- _GIVEN EXERCISE 1_
Lay out the records from the line containing "Localize 5 of" through the last line of the records, both ends included, as a numbered list with blank lines left out.

- _PASSAGE SHOWN_
## begin

Very often people come to me and say, “Bob, I can write very well!” I nod respectfully, because one must encourage confidence in people. Then I ask to see what they have written. Most times, what I see is not writing.
It is typing with excellent grammar.
Now don’t get me wrong. Good grammar is important. Spelling is important. Knowing where to put commas can save lives. “Let’s eat Grandma!” and “Let’s eat, Grandma!” are two very different family situations. But real writing is not about language alone. It is about thinking.
A person may know English beautifully and still not be able to write a story, hold an audience, or move a crowd from a podium. Why? Because stories and speeches are not built with words. They are built with thought.
You can teach somebody vocabulary in six months. You can teach them pronunciation. You can even polish their accent till they sound like they studied in London though they have never crossed Bandra. But teaching someone to analyse, observe, question and think deeply is another matter altogether.
I remember one sad episode, when my family shifted from one city to another and I landed in a school, where an Anglo-Indian teacher gave us a precis writing exercise. We were supposed to compress a full passage into a small number of words. I did exactly that. I rewrote the whole thing in my own words and cut it down beautifully. I was thrilled with myself. The teacher was not.
She failed me.
Why? Because I had not used the same words from the passage. Apparently, thinking independently was not encouraged. Repeating was.
Luckily, it did not affect me much. I continued doing the same thing. Then came another teacher, the headmaster, who looked at my work and smiled. “Excellent thinking,” he wrote. Suddenly I realised the problem was not with education. It was with educators who were frightened of originality.
And that is where our country suffers today.

## end

- _GIVEN EXERCISE 2_
In the essay on writing, what did the headmaster write on the writer's work?

- _RECORDS PROVIDED_
## begin

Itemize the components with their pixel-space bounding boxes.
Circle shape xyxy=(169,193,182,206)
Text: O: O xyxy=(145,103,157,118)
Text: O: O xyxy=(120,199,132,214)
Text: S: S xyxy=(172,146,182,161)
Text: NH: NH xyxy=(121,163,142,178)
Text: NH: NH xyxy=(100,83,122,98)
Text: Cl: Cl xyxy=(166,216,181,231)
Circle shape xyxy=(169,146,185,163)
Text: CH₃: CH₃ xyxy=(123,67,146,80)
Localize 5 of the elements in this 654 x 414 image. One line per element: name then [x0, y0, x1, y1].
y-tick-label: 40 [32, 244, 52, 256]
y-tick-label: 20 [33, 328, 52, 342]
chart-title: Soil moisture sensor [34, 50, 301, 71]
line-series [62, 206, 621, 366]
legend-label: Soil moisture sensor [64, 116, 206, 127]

## end

- _FINAL RESULT 1_
1. Localize 5 of the elements in this 654 x 414 image. One line per element: name then [x0, y0, x1, y1].
2. y-tick-label: 40 [32, 244, 52, 256]
3. y-tick-label: 20 [33, 328, 52, 342]
4. chart-title: Soil moisture sensor [34, 50, 301, 71]
5. line-series [62, 206, 621, 366]
6. legend-label: Soil moisture sensor [64, 116, 206, 127]

- _FINAL RESULT 2_
"Excellent thinking."